◆ Exercise requirements
An exact copy of every record is needed.
------ Records provided
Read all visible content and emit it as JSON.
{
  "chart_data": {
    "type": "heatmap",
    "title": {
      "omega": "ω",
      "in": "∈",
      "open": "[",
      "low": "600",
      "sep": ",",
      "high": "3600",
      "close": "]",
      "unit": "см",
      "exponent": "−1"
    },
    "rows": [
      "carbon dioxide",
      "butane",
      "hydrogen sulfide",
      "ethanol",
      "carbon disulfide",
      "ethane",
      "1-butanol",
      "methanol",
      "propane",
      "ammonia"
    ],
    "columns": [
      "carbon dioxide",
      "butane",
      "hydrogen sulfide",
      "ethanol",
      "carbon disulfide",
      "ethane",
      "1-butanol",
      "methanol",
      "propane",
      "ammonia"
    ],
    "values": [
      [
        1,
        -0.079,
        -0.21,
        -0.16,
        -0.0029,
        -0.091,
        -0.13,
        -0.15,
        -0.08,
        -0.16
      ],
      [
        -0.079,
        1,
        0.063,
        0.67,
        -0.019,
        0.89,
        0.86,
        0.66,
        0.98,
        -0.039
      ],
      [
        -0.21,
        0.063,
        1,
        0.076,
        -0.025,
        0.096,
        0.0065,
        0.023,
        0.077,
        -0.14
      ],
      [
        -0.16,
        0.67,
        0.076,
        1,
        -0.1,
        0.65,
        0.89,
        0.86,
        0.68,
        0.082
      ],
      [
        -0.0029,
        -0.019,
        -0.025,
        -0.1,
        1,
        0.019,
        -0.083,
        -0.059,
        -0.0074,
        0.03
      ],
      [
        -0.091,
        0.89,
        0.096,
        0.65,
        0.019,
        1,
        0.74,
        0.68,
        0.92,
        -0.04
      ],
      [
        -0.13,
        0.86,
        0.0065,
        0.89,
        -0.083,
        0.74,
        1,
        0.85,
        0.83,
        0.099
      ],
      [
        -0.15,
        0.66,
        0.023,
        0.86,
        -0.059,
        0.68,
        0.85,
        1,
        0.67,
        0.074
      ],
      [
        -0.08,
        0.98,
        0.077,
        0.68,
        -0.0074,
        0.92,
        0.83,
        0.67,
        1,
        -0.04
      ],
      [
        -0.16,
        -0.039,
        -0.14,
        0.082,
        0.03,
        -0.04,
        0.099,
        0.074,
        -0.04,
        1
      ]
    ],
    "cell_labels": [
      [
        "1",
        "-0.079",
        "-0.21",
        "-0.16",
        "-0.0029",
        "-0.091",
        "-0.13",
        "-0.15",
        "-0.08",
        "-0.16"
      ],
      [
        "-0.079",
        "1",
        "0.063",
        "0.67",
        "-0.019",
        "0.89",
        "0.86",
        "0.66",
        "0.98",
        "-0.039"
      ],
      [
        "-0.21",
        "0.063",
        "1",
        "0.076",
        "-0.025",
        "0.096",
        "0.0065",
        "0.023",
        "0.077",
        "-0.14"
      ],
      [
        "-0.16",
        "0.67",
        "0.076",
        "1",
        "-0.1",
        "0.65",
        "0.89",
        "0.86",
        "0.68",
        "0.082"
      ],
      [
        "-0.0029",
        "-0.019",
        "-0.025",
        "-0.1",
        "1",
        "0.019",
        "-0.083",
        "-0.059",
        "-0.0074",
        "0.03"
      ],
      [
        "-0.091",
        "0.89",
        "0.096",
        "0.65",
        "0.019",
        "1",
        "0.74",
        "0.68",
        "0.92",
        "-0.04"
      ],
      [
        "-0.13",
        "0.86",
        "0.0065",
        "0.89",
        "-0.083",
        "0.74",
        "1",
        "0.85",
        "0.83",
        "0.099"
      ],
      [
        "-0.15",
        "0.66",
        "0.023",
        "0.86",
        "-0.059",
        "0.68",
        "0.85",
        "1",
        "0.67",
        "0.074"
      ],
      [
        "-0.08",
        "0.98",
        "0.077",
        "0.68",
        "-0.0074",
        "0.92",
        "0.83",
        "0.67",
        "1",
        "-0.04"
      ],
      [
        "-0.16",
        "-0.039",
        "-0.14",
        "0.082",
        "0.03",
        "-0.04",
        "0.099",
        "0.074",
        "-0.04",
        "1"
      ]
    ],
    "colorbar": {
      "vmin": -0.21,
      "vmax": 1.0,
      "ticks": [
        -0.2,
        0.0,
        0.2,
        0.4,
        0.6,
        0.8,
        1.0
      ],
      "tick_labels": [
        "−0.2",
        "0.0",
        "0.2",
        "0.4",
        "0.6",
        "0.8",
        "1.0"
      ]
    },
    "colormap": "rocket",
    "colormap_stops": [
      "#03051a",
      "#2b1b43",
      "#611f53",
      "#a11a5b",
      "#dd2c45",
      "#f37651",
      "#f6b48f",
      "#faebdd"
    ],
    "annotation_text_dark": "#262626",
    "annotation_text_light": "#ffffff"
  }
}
------------
◆ The response
Read all visible content and emit it as JSON.
{
  "chart_data": {
    "type": "heatmap",
    "title": {
      "omega": "ω",
      "in": "∈",
      "open": "[",
      "low": "600",
      "sep": ",",
      "high": "3600",
      "close": "]",
      "unit": "см",
      "exponent": "−1"
    },
    "rows": [
      "carbon dioxide",
      "butane",
      "hydrogen sulfide",
      "ethanol",
      "carbon disulfide",
      "ethane",
      "1-butanol",
      "methanol",
      "propane",
      "ammonia"
    ],
    "columns": [
      "carbon dioxide",
      "butane",
      "hydrogen sulfide",
      "ethanol",
      "carbon disulfide",
      "ethane",
      "1-butanol",
      "methanol",
      "propane",
      "ammonia"
    ],
    "values": [
      [
        1,
        -0.079,
        -0.21,
        -0.16,
        -0.0029,
        -0.091,
        -0.13,
        -0.15,
        -0.08,
        -0.16
      ],
      [
        -0.079,
        1,
        0.063,
        0.67,
        -0.019,
        0.89,
        0.86,
        0.66,
        0.98,
        -0.039
      ],
      [
        -0.21,
        0.063,
        1,
        0.076,
        -0.025,
        0.096,
        0.0065,
        0.023,
        0.077,
        -0.14
      ],
      [
        -0.16,
        0.67,
        0.076,
        1,
        -0.1,
        0.65,
        0.89,
        0.86,
        0.68,
        0.082
      ],
      [
        -0.0029,
        -0.019,
        -0.025,
        -0.1,
        1,
        0.019,
        -0.083,
        -0.059,
        -0.0074,
        0.03
      ],
      [
        -0.091,
        0.89,
        0.096,
        0.65,
        0.019,
        1,
        0.74,
        0.68,
        0.92,
        -0.04
      ],
      [
        -0.13,
        0.86,
        0.0065,
        0.89,
        -0.083,
        0.74,
        1,
        0.85,
        0.83,
        0.099
      ],
      [
        -0.15,
        0.66,
        0.023,
        0.86,
        -0.059,
        0.68,
        0.85,
        1,
        0.67,
        0.074
      ],
      [
        -0.08,
        0.98,
        0.077,
        0.68,
        -0.0074,
        0.92,
        0.83,
        0.67,
        1,
        -0.04
      ],
      [
        -0.16,
        -0.039,
        -0.14,
        0.082,
        0.03,
        -0.04,
        0.099,
        0.074,
        -0.04,
        1
      ]
    ],
    "cell_labels": [
      [
        "1",
        "-0.079",
        "-0.21",
        "-0.16",
        "-0.0029",
        "-0.091",
        "-0.13",
        "-0.15",
        "-0.08",
        "-0.16"
      ],
      [
        "-0.079",
        "1",
        "0.063",
        "0.67",
        "-0.019",
        "0.89",
        "0.86",
        "0.66",
        "0.98",
        "-0.039"
      ],
      [
        "-0.21",
        "0.063",
        "1",
        "0.076",
        "-0.025",
        "0.096",
        "0.0065",
        "0.023",
        "0.077",
        "-0.14"
      ],
      [
        "-0.16",
        "0.67",
        "0.076",
        "1",
        "-0.1",
        "0.65",
        "0.89",
        "0.86",
        "0.68",
        "0.082"
      ],
      [
        "-0.0029",
        "-0.019",
        "-0.025",
        "-0.1",
        "1",
        "0.019",
        "-0.083",
        "-0.059",
        "-0.0074",
        "0.03"
      ],
      [
        "-0.091",
        "0.89",
        "0.096",
        "0.65",
        "0.019",
        "1",
        "0.74",
        "0.68",
        "0.92",
        "-0.04"
      ],
      [
        "-0.13",
        "0.86",
        "0.0065",
        "0.89",
        "-0.083",
        "0.74",
        "1",
        "0.85",
        "0.83",
        "0.099"
      ],
      [
        "-0.15",
        "0.66",
        "0.023",
        "0.86",
        "-0.059",
        "0.68",
        "0.85",
        "1",
        "0.67",
        "0.074"
      ],
      [
        "-0.08",
        "0.98",
        "0.077",
        "0.68",
        "-0.0074",
        "0.92",
        "0.83",
        "0.67",
        "1",
        "-0.04"
      ],
      [
        "-0.16",
        "-0.039",
        "-0.14",
        "0.082",
        "0.03",
        "-0.04",
        "0.099",
        "0.074",
        "-0.04",
        "1"
      ]
    ],
    "colorbar": {
      "vmin": -0.21,
      "vmax": 1.0,
      "ticks": [
        -0.2,
        0.0,
        0.2,
        0.4,
        0.6,
        0.8,
        1.0
      ],
      "tick_labels": [
        "−0.2",
        "0.0",
        "0.2",
        "0.4",
        "0.6",
        "0.8",
        "1.0"
      ]
    },
    "colormap": "rocket",
    "colormap_stops": [
      "#03051a",
      "#2b1b43",
      "#611f53",
      "#a11a5b",
      "#dd2c45",
      "#f37651",
      "#f6b48f",
      "#faebdd"
    ],
    "annotation_text_dark": "#262626",
    "annotation_text_light": "#ffffff"
  }
}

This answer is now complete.